## [GIVEN RECORDS]
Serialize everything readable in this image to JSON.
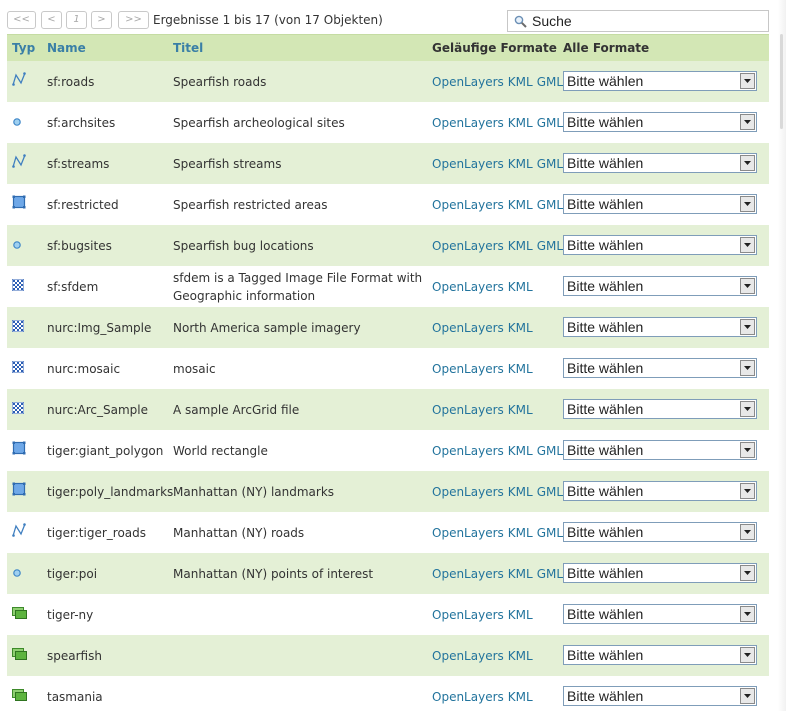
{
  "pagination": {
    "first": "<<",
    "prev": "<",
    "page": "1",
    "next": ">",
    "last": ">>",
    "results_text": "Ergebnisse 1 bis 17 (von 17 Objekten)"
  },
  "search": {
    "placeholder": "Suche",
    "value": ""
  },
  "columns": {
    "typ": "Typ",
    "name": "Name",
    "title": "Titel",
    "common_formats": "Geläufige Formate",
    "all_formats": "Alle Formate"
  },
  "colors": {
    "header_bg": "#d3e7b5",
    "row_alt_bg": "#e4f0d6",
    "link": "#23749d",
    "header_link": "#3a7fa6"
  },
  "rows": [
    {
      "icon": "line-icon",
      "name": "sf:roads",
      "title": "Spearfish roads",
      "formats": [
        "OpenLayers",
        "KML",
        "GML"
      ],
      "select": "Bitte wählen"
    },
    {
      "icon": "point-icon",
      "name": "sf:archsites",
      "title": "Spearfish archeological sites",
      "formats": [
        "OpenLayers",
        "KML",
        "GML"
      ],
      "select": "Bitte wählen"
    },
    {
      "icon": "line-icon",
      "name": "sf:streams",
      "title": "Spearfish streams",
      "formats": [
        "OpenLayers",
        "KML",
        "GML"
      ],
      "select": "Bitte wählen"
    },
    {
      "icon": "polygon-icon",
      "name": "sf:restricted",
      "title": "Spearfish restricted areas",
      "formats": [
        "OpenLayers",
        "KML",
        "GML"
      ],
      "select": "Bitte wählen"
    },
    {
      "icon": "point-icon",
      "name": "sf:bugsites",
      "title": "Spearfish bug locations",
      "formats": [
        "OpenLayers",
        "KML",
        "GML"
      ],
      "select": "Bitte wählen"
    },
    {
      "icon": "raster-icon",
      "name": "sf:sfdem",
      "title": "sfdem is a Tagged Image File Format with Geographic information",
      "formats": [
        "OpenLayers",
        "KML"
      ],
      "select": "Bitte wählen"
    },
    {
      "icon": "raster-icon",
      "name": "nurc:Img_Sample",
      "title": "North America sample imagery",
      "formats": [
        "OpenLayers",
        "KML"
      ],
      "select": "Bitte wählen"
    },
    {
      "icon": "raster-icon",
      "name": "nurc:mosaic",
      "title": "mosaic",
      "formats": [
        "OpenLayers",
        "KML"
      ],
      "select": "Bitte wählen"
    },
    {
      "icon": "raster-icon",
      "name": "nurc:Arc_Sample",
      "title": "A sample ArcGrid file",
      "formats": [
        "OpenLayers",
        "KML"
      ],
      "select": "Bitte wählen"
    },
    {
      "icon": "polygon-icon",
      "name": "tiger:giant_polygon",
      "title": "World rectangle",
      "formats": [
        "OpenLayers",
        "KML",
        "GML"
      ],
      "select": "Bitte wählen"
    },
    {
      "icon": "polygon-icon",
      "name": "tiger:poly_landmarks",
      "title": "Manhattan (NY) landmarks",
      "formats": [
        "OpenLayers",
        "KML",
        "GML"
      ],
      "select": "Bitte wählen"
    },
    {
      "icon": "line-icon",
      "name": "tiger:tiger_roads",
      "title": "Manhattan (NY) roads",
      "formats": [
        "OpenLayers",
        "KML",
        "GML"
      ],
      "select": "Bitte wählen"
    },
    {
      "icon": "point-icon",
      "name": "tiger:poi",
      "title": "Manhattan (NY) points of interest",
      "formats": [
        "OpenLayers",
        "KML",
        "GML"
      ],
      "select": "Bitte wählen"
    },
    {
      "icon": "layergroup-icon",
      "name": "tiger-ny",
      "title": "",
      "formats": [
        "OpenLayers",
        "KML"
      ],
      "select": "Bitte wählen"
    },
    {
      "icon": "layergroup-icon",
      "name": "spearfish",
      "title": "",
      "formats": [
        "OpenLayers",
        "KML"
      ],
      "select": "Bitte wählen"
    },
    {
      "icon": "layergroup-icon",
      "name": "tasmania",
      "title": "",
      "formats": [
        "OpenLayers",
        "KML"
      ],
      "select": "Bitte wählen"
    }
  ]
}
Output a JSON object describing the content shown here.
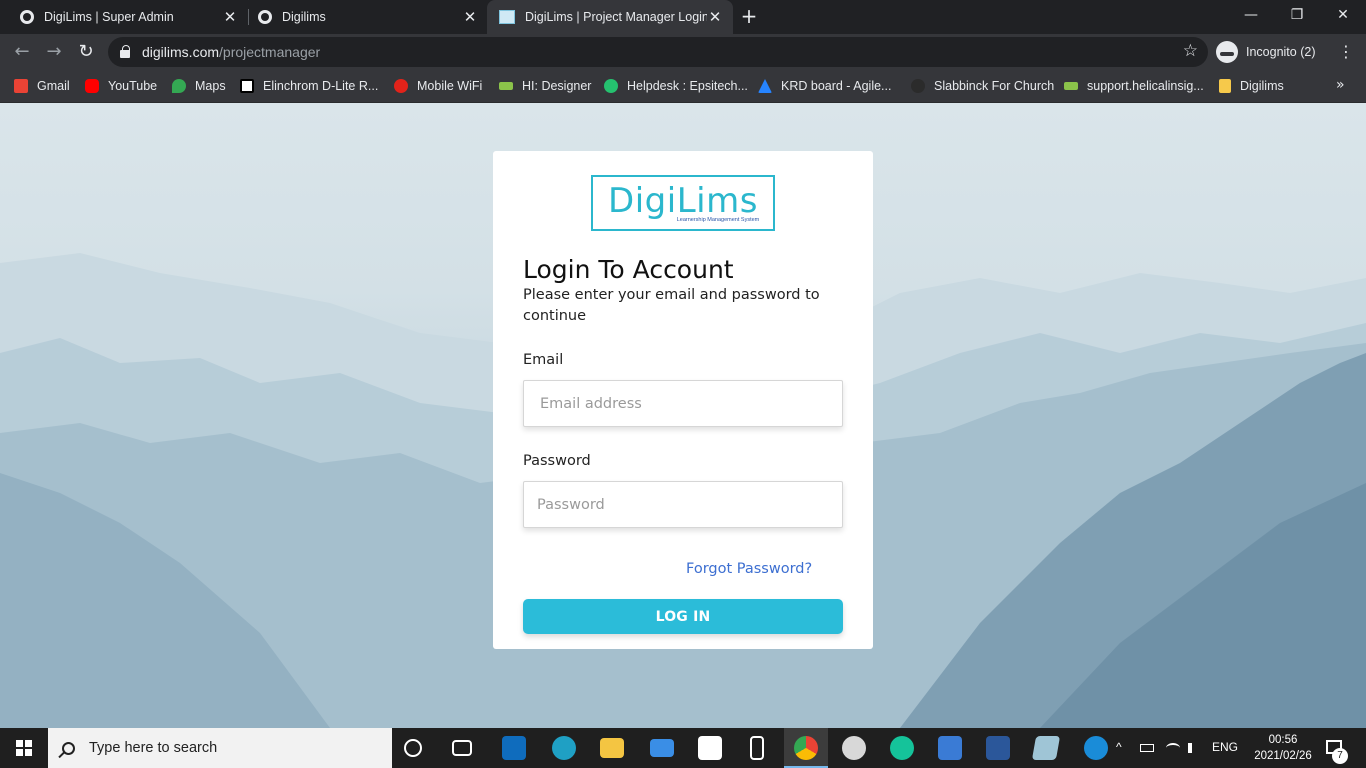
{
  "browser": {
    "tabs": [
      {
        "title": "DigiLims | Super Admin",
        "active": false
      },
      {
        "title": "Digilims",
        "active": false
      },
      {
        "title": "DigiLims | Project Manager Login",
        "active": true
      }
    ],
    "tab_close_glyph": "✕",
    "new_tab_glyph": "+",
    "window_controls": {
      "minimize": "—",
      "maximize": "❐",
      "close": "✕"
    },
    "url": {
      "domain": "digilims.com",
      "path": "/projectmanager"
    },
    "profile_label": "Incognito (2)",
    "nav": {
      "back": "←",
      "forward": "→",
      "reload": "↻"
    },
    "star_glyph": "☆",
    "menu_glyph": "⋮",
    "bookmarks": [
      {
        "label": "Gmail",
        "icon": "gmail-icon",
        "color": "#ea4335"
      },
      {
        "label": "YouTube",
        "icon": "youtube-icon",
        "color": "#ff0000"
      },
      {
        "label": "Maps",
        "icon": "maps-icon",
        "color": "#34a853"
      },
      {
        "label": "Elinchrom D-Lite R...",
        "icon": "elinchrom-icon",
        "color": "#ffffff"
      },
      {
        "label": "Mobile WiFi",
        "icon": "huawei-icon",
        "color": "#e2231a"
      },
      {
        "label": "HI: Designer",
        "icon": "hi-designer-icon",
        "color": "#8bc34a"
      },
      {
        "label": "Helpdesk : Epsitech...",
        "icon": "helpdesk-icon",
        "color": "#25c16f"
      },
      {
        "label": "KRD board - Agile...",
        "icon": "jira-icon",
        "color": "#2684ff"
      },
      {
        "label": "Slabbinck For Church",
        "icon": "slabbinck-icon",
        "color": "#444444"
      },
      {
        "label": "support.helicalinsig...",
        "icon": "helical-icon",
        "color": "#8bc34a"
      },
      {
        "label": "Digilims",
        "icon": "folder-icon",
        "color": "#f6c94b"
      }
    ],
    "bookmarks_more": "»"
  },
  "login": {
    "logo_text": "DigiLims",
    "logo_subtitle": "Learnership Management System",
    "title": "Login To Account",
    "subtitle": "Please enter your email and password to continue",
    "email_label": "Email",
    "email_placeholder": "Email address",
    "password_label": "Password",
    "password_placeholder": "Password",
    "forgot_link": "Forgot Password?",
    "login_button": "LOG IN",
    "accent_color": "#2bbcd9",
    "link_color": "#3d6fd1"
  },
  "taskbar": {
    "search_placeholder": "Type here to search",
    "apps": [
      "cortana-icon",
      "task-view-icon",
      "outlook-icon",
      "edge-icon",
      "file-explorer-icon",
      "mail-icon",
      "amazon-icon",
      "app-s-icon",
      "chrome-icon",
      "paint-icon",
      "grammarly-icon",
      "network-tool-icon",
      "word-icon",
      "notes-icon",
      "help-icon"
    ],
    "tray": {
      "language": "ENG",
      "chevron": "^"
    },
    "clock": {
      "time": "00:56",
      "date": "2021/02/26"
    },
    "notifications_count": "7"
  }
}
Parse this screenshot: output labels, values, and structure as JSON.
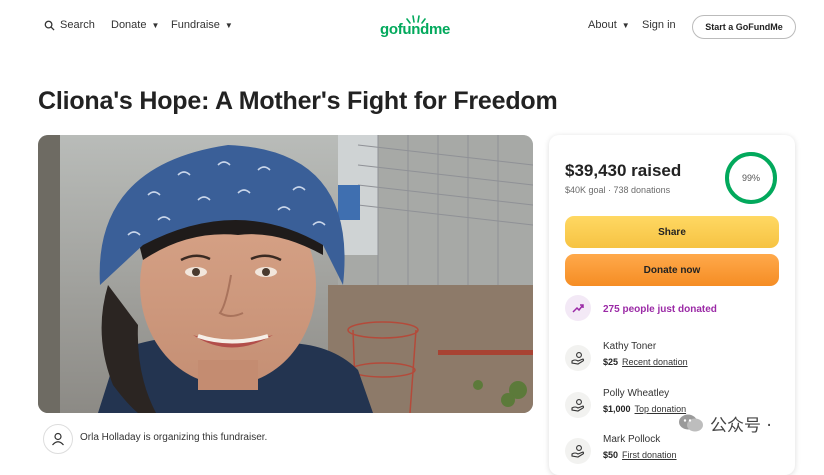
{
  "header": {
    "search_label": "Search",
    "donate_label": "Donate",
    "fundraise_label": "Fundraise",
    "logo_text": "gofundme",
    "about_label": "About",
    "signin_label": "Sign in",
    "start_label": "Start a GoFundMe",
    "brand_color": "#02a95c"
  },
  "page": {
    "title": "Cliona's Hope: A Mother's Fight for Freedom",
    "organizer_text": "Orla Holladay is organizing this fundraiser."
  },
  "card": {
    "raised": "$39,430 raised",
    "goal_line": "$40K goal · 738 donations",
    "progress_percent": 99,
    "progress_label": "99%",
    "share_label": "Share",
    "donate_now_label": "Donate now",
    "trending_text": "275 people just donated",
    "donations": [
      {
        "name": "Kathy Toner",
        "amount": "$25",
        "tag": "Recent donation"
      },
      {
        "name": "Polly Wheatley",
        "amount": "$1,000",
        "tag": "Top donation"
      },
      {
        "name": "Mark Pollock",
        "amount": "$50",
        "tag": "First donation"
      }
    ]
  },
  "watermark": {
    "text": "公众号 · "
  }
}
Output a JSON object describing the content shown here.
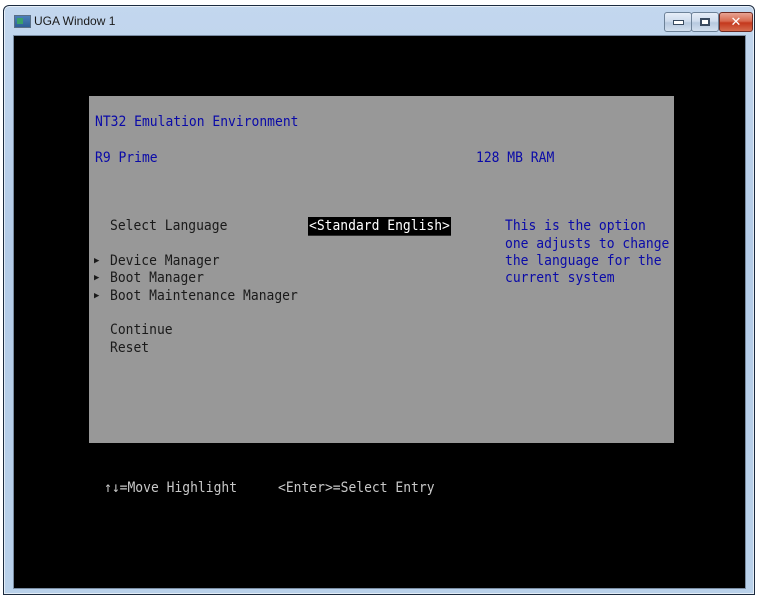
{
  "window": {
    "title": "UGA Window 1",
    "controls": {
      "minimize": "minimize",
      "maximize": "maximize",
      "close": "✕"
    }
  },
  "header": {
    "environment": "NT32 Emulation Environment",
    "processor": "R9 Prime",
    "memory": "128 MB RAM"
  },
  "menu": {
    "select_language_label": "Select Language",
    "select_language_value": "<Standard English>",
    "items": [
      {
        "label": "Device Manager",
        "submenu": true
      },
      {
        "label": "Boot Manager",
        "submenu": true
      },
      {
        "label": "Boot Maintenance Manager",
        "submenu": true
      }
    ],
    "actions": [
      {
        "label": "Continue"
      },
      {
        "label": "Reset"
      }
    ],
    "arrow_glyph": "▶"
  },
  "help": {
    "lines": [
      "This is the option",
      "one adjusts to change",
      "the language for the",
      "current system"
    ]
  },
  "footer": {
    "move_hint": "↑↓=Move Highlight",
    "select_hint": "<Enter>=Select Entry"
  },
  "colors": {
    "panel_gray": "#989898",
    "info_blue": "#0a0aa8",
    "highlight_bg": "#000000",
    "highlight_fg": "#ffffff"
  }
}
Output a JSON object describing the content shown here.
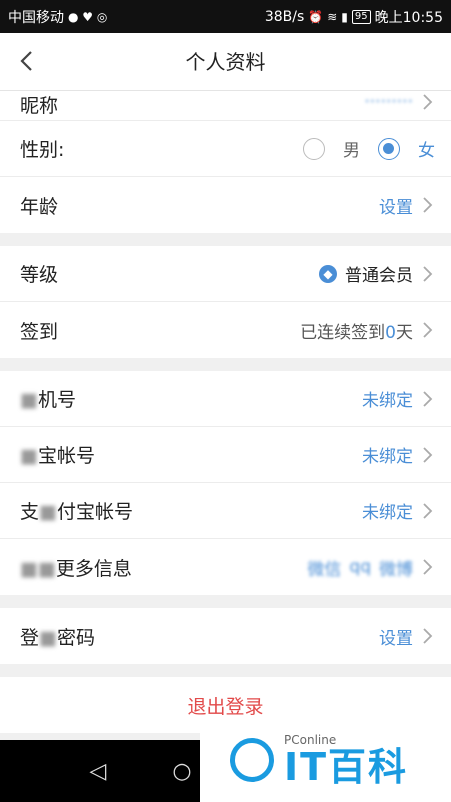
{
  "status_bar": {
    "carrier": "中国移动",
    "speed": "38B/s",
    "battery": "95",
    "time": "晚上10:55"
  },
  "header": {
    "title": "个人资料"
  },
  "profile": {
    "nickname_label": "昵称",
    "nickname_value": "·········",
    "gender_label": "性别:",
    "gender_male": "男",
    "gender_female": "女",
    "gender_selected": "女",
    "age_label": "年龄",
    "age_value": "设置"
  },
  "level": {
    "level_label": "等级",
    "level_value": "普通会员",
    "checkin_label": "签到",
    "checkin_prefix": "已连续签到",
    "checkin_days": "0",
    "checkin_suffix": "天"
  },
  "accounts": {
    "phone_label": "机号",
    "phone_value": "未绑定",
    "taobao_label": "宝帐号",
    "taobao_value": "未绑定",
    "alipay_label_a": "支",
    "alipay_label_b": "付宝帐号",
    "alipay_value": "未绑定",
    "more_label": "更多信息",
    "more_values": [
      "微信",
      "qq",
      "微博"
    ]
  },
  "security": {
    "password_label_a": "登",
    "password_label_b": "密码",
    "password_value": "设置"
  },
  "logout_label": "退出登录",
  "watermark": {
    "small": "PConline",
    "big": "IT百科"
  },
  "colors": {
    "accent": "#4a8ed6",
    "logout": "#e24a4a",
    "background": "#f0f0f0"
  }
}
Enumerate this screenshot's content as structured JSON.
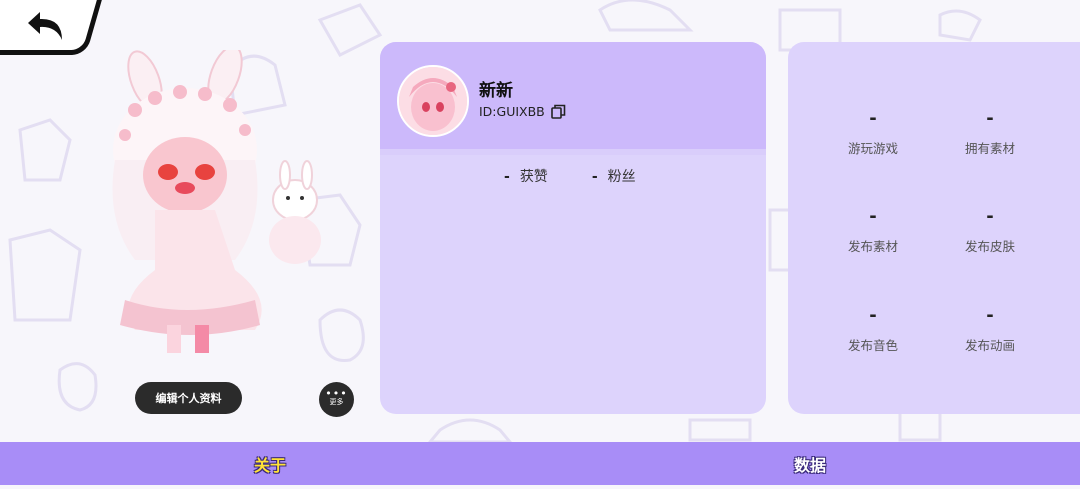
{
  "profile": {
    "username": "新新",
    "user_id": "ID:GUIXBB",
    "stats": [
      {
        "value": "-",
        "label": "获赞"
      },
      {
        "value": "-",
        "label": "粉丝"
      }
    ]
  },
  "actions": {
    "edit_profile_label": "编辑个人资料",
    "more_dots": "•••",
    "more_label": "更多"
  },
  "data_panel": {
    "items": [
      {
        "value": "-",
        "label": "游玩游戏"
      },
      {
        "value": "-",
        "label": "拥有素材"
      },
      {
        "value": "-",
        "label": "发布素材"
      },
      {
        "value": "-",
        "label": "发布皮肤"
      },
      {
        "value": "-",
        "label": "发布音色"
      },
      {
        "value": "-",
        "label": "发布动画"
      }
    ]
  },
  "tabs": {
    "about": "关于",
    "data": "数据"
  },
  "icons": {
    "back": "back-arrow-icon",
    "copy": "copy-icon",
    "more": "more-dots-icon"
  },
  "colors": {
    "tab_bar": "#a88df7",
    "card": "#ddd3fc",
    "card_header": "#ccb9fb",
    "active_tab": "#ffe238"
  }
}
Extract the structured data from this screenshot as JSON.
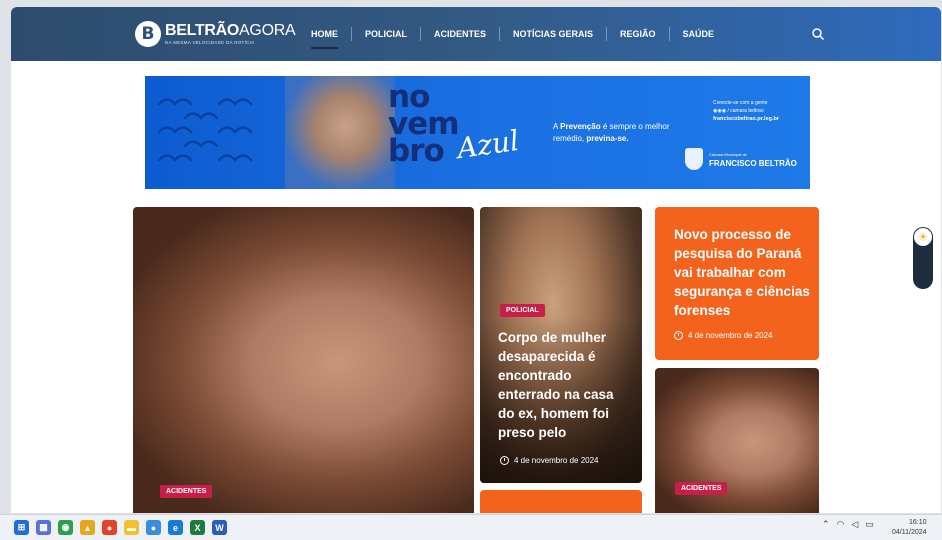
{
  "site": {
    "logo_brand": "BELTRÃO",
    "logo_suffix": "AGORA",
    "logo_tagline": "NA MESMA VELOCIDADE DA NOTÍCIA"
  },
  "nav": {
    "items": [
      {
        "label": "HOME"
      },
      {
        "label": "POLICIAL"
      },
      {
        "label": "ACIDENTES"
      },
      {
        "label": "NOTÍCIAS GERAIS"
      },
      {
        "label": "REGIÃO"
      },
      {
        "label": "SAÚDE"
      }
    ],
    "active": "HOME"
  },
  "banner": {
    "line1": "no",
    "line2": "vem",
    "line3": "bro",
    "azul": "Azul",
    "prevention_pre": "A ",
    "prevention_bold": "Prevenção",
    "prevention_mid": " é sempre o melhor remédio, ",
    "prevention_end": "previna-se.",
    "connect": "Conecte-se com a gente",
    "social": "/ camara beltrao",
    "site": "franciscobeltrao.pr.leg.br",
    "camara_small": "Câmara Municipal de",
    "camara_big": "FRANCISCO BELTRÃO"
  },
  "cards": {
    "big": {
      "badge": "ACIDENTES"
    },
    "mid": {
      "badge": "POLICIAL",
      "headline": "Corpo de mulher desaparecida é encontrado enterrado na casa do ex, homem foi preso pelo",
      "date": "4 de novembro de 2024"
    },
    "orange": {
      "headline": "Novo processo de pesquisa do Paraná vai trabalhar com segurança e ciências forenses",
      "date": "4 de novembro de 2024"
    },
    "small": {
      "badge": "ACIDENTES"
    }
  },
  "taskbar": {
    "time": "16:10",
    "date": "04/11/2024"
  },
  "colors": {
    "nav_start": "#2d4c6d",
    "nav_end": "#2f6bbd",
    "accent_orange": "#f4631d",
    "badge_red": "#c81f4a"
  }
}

## [WHAT TO DO]
Go through the listing above and return every line where the word "nurc" occurs.

## [THE RESULT]
      "name": "nurc:Img_Sample",
      "name": "nurc:mosaic",
      "name": "nurc:Arc_Sample",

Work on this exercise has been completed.